** BEGIN Raw records **
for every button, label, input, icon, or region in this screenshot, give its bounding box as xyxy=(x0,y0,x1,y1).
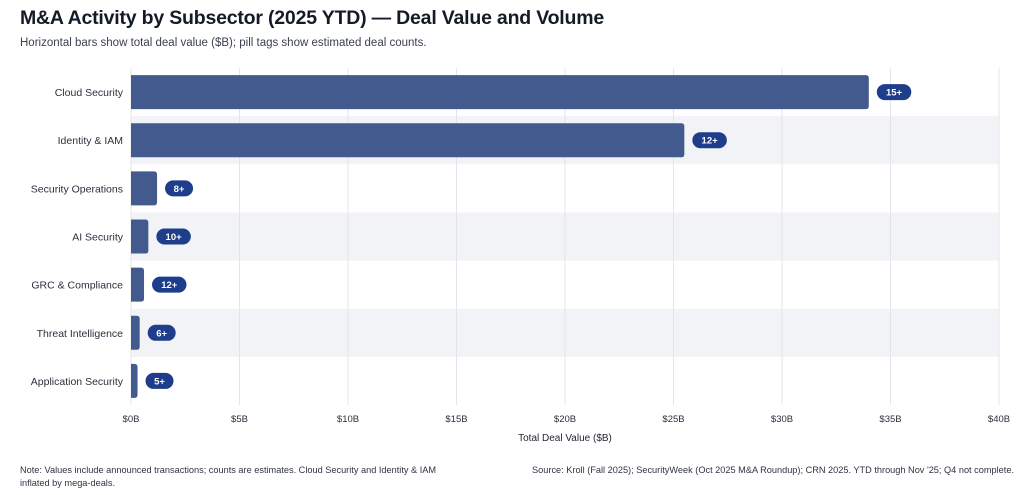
deal-count-pill xyxy=(876,84,912,101)
source-note: Source: Kroll (Fall 2025); SecurityWeek … xyxy=(532,465,1014,475)
chart-subtitle: Horizontal bars show total deal value ($… xyxy=(20,37,427,49)
bar xyxy=(131,315,140,350)
bar xyxy=(131,363,138,398)
bar xyxy=(131,123,685,158)
footnote: Note: Values include announced transacti… xyxy=(20,465,437,488)
deal-count-label: 12+ xyxy=(702,136,719,147)
category-label: Identity & IAM xyxy=(58,135,123,147)
deal-count-label: 5+ xyxy=(154,376,165,387)
category-label: Threat Intelligence xyxy=(37,328,124,340)
deal-count-label: 8+ xyxy=(174,184,185,195)
bar xyxy=(131,219,149,254)
bar xyxy=(131,75,869,110)
x-tick-label: $25B xyxy=(662,414,684,425)
x-tick-label: $0B xyxy=(123,414,140,425)
x-axis-title: Total Deal Value ($B) xyxy=(518,433,612,444)
deal-count-label: 6+ xyxy=(156,328,167,339)
deal-count-label: 15+ xyxy=(886,88,903,99)
x-tick-label: $40B xyxy=(988,414,1010,425)
x-tick-label: $15B xyxy=(445,414,467,425)
bar xyxy=(131,171,158,206)
deal-count-pill xyxy=(152,276,187,293)
deal-count-pill xyxy=(145,372,174,389)
category-label: Application Security xyxy=(31,376,124,388)
category-label: AI Security xyxy=(72,232,124,244)
category-label: Security Operations xyxy=(31,183,123,195)
x-tick-label: $10B xyxy=(337,414,359,425)
x-tick-label: $5B xyxy=(231,414,248,425)
x-tick-label: $35B xyxy=(879,414,901,425)
bar xyxy=(131,267,145,302)
chart-title: M&A Activity by Subsector (2025 YTD) — D… xyxy=(20,7,604,29)
category-label: GRC & Compliance xyxy=(31,280,123,292)
x-tick-label: $20B xyxy=(554,414,576,425)
category-label: Cloud Security xyxy=(55,87,124,99)
deal-count-pill xyxy=(156,228,191,245)
deal-count-pill xyxy=(165,180,194,197)
deal-count-pill xyxy=(147,324,176,341)
bar-chart: Cloud Security 15+ Identity & IAM 12+ Securi… xyxy=(31,68,1010,444)
deal-count-label: 10+ xyxy=(166,232,183,243)
deal-count-pill xyxy=(692,132,727,149)
x-tick-label: $30B xyxy=(771,414,793,425)
deal-count-label: 12+ xyxy=(161,280,178,291)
** END Raw records **
* [Work instructions]
Reproduce the item above word for word, leaving out the picture.

* [The output]
for every button, label, input, icon, or region in this screenshot, give its bounding box as xyxy=(x0,y0,x1,y1).
deal-count-pill xyxy=(876,84,912,101)
source-note: Source: Kroll (Fall 2025); SecurityWeek … xyxy=(532,465,1014,475)
chart-subtitle: Horizontal bars show total deal value ($… xyxy=(20,37,427,49)
bar xyxy=(131,315,140,350)
bar xyxy=(131,363,138,398)
bar xyxy=(131,123,685,158)
footnote: Note: Values include announced transacti… xyxy=(20,465,437,488)
deal-count-label: 12+ xyxy=(702,136,719,147)
category-label: Identity & IAM xyxy=(58,135,123,147)
deal-count-label: 5+ xyxy=(154,376,165,387)
category-label: Threat Intelligence xyxy=(37,328,124,340)
deal-count-label: 8+ xyxy=(174,184,185,195)
bar xyxy=(131,219,149,254)
bar xyxy=(131,75,869,110)
x-tick-label: $25B xyxy=(662,414,684,425)
x-tick-label: $0B xyxy=(123,414,140,425)
x-axis-title: Total Deal Value ($B) xyxy=(518,433,612,444)
deal-count-label: 6+ xyxy=(156,328,167,339)
deal-count-label: 15+ xyxy=(886,88,903,99)
x-tick-label: $40B xyxy=(988,414,1010,425)
x-tick-label: $15B xyxy=(445,414,467,425)
bar xyxy=(131,171,158,206)
deal-count-pill xyxy=(152,276,187,293)
deal-count-pill xyxy=(145,372,174,389)
category-label: Application Security xyxy=(31,376,124,388)
category-label: AI Security xyxy=(72,232,124,244)
category-label: Security Operations xyxy=(31,183,123,195)
x-tick-label: $10B xyxy=(337,414,359,425)
x-tick-label: $5B xyxy=(231,414,248,425)
x-tick-label: $35B xyxy=(879,414,901,425)
bar xyxy=(131,267,145,302)
chart-title: M&A Activity by Subsector (2025 YTD) — D… xyxy=(20,7,604,29)
category-label: GRC & Compliance xyxy=(31,280,123,292)
x-tick-label: $20B xyxy=(554,414,576,425)
category-label: Cloud Security xyxy=(55,87,124,99)
deal-count-pill xyxy=(156,228,191,245)
deal-count-pill xyxy=(165,180,194,197)
deal-count-pill xyxy=(147,324,176,341)
bar-chart: Cloud Security 15+ Identity & IAM 12+ Securi… xyxy=(31,68,1010,444)
deal-count-label: 10+ xyxy=(166,232,183,243)
deal-count-pill xyxy=(692,132,727,149)
x-tick-label: $30B xyxy=(771,414,793,425)
deal-count-label: 12+ xyxy=(161,280,178,291)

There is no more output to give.